» Document passage:
▼

So then, why all these delays?
There are myriad reasons why a title will miss its projected street
date. Harking back to those early industry days back in the 1980s,
big name properties were licensed to be let loose in game form at
the hottest dollar-spinning times of year, so usually towards
December. Advertising for these titles would often be in the
public’s faces even before a line of code had been written, and
sometimes things just didn’t come together. The UK developer Ocean
(which was swallowed up by Gallic arch nemesis Infogrames in 1998)
were masters of this practice, in fact Commodore 64 owners never saw
the much-advertised Street Hawk, based on a short-lived TV
show and, perhaps appropriately, hawked like there was no tomorrow.
Basically, the game was crap and they couldn’t make it less crap in
time for it to be worth releasing, so it was scrapped. It should
also be noted that Ocean released some horrendous licensed howlers
into the world, so we tremble at the thought of how truly fetid
Street Hawk must actually have been for it to have been
The marketing side of the games industry has matured considerably
since those days; however the same basic flaws in the process exist.
A title is planned, it’s locked into a publicity/advertising/hype
schedule, and the programmers beavering away at the thing are
expected to get it completed on time. As with many large projects,
however, unforeseen issues arise, especially as the technology
involved becomes more complex. A perfect example is the
much-anticipated Wipeout HD for the PS3. They promised full
HD, 60 FPS motion and, from what we’ve seen thus far, they
delivered. Yet after being due for release about now (after a few
delays, admittedly), the game has now been held-up indefinitely,
with reports – whether true or used as an excuse for something else
– that it’s failing epilepsy tests. That’s not one you’d usually see
coming, unless perhaps you were working on Ministry of Sound –
So, there are two main streams of thinking when it comes to
releasing games that have suffered delays. You can spend extra time
to get the thing right and hope to keep the hype wheels spinning
long enough to maintain demand, or you can just ‘publish and be
damned’. The latter phenomenon has become less common today, as too
many instances of the practice in the past saw companies hitting the
dole queues as their reputation plummeted. Still, the likes of
Haze and Too Human can make you wonder whether any
lessons have been learned at all.
Then again, when you have a title based around a specific event -
like Beijing 2008 - you HAVE to get the thing out in time or it’s
basically pointless. Luckily the latest Olympics title doesn’t
completely suck, however it’s hardly sending reviewers into fits of
ecstasy. Sometimes near enough is good enough, especially when the
less savvy consumer will pluck the thing from shelves like mad once
Olympics fever truly sets in, regardless of quality.
Meanwhile, if you have a well-established and previously successful
IP, you can get away with a lot more in the delay stakes, as there
will always be that massive Katamari-like ball of hope swelling
amongst gamers that this will be the greatest thing since pizza.

▲

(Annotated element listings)
▼

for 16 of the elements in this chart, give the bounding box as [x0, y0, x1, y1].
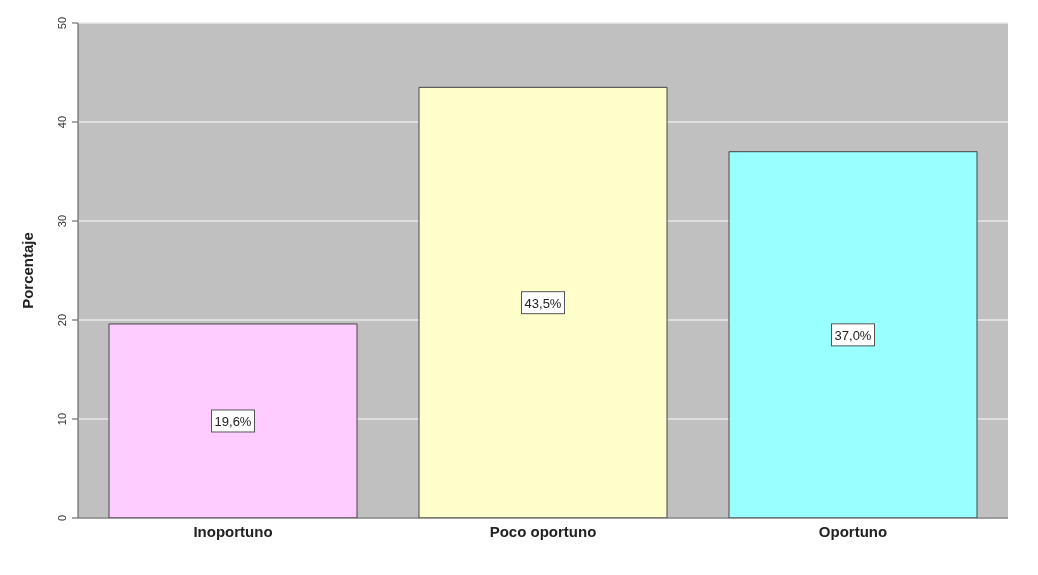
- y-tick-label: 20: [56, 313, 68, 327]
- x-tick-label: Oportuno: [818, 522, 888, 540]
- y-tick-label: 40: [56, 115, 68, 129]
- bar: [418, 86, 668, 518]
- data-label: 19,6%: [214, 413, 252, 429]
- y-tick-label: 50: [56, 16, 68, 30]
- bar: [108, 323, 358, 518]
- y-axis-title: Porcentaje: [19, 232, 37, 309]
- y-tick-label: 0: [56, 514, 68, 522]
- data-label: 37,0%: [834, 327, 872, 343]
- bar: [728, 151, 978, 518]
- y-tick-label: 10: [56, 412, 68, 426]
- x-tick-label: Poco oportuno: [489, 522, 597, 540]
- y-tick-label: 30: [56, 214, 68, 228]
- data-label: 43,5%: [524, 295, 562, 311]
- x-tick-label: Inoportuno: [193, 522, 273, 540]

▲

» Complete the following:
(a) From the article on game delays, list each game it points to as an example of a troubled release.
(b) Write the next part of the article on game delays, picking up after its last sentence.

» The results:
(a) Street Hawk, Wipeout HD, Haze, Too Human

(b)
Look at Grand Theft Auto IV or Metal Gear Solid 4.
Their series’ have built a hell of a lot of goodwill over the years
from punters, so the implicit way things are done is that the
developers will take however long is needed to get things right, and
the fans will have faith that their patience will be rewarded. In
the case of these two titles, it worked. Other sequels don’t
necessarily fare so well (we’re looking at you, Driv3r and
Tomb Raider: The Angel of Darkness, as a mere two examples).
One of the most masterful instances of this trading on expectation
recently involved Sony’s Gran Turismo series. The fifth
incarnation has been touted for the PS3 since the system’s birth,
yet is still but a distant speck on the horizon. So, how to keep the
anticipation up until the thing is (hopefully) finished? Release a
bigger than usual playable demo – and charge half the price of a
full game for it! It was a masterstroke of marketing, and we pretty
much all fell for it. The delay is masked as people play the demo
and are left wanting more and more, so interest in the title
actually spikes further upwards, while titbits such as inclusion of
the Top Gear test track in the final product are drip fed via
the media to keep the punters’ drool flowing.
Worldwide ‘day and date’ releases are fine – nobody has a problem
when a game is released everywhere pretty much at the same time. But
what of delays that are only due to a marketing department’s
interference? Aussie gamers know this feeling with the alarmingly
over-hyped Rock Band. It’s been out overseas for almost a
year, yet all we have is a vague announcement of a release around
the same time the sequel is due to lob in the USA. Those who
couldn’t wait have imported it (ironically for much less than the
projected local RRP), while others have simple pledged allegiance to
its also-forthcoming competitor Guitar Hero World Tour out of
spite, as Australia’s not being treated like a hick backwater by
Activision, with their title due here around the same time as
everywhere else. These bullshit delays are the ones that really
raise the hackles of gamers.
Ultimately though, how do we as fans end up feeling when a
highly-desired title is promised then delayed, often repeatedly?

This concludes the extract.